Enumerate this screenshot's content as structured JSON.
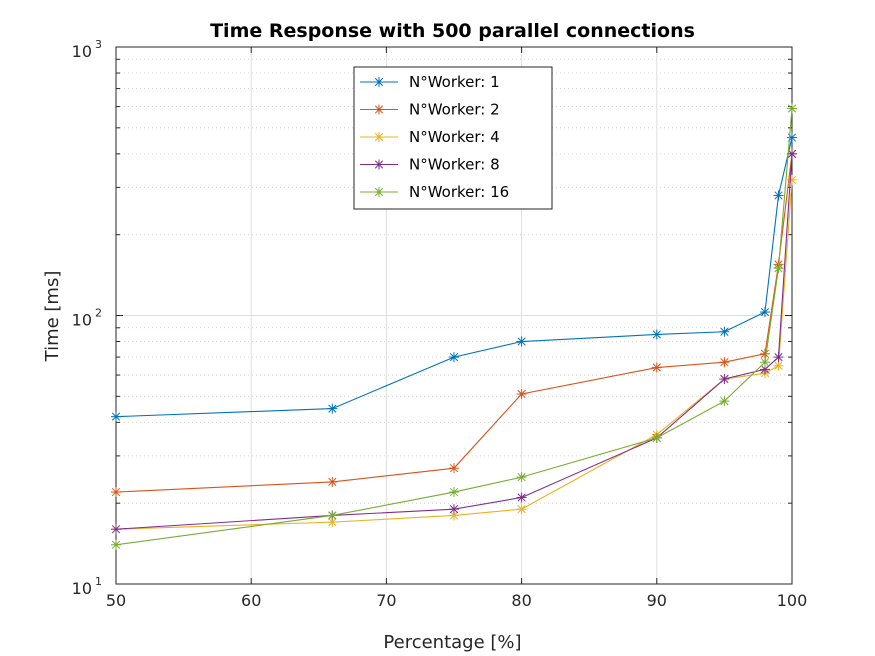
{
  "chart_data": {
    "type": "line",
    "title": "Time Response with 500 parallel connections",
    "xlabel": "Percentage [%]",
    "ylabel": "Time [ms]",
    "xlim": [
      50,
      100
    ],
    "ylim": [
      10,
      1000
    ],
    "yscale": "log",
    "grid": true,
    "legend_position": "top-center",
    "x_ticks": [
      "50",
      "60",
      "70",
      "80",
      "90",
      "100"
    ],
    "y_ticks": [
      {
        "base": "10",
        "exp": "1"
      },
      {
        "base": "10",
        "exp": "2"
      },
      {
        "base": "10",
        "exp": "3"
      }
    ],
    "x": [
      50,
      66,
      75,
      80,
      90,
      95,
      98,
      99,
      100
    ],
    "series": [
      {
        "name": "N°Worker: 1",
        "color": "#0072BD",
        "values": [
          42,
          45,
          70,
          80,
          85,
          87,
          103,
          280,
          460
        ]
      },
      {
        "name": "N°Worker: 2",
        "color": "#D95319",
        "values": [
          22,
          24,
          27,
          51,
          64,
          67,
          72,
          155,
          400
        ]
      },
      {
        "name": "N°Worker: 4",
        "color": "#EDB120",
        "values": [
          16,
          17,
          18,
          19,
          36,
          58,
          61,
          65,
          320
        ]
      },
      {
        "name": "N°Worker: 8",
        "color": "#7E2F8E",
        "values": [
          16,
          18,
          19,
          21,
          35,
          58,
          63,
          70,
          400
        ]
      },
      {
        "name": "N°Worker: 16",
        "color": "#77AC30",
        "values": [
          14,
          18,
          22,
          25,
          35,
          48,
          67,
          150,
          590
        ]
      }
    ]
  }
}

### What the exercise asks
Say how many lines of the data hold the string "color". Reply with the number alone.

### Worked answer
5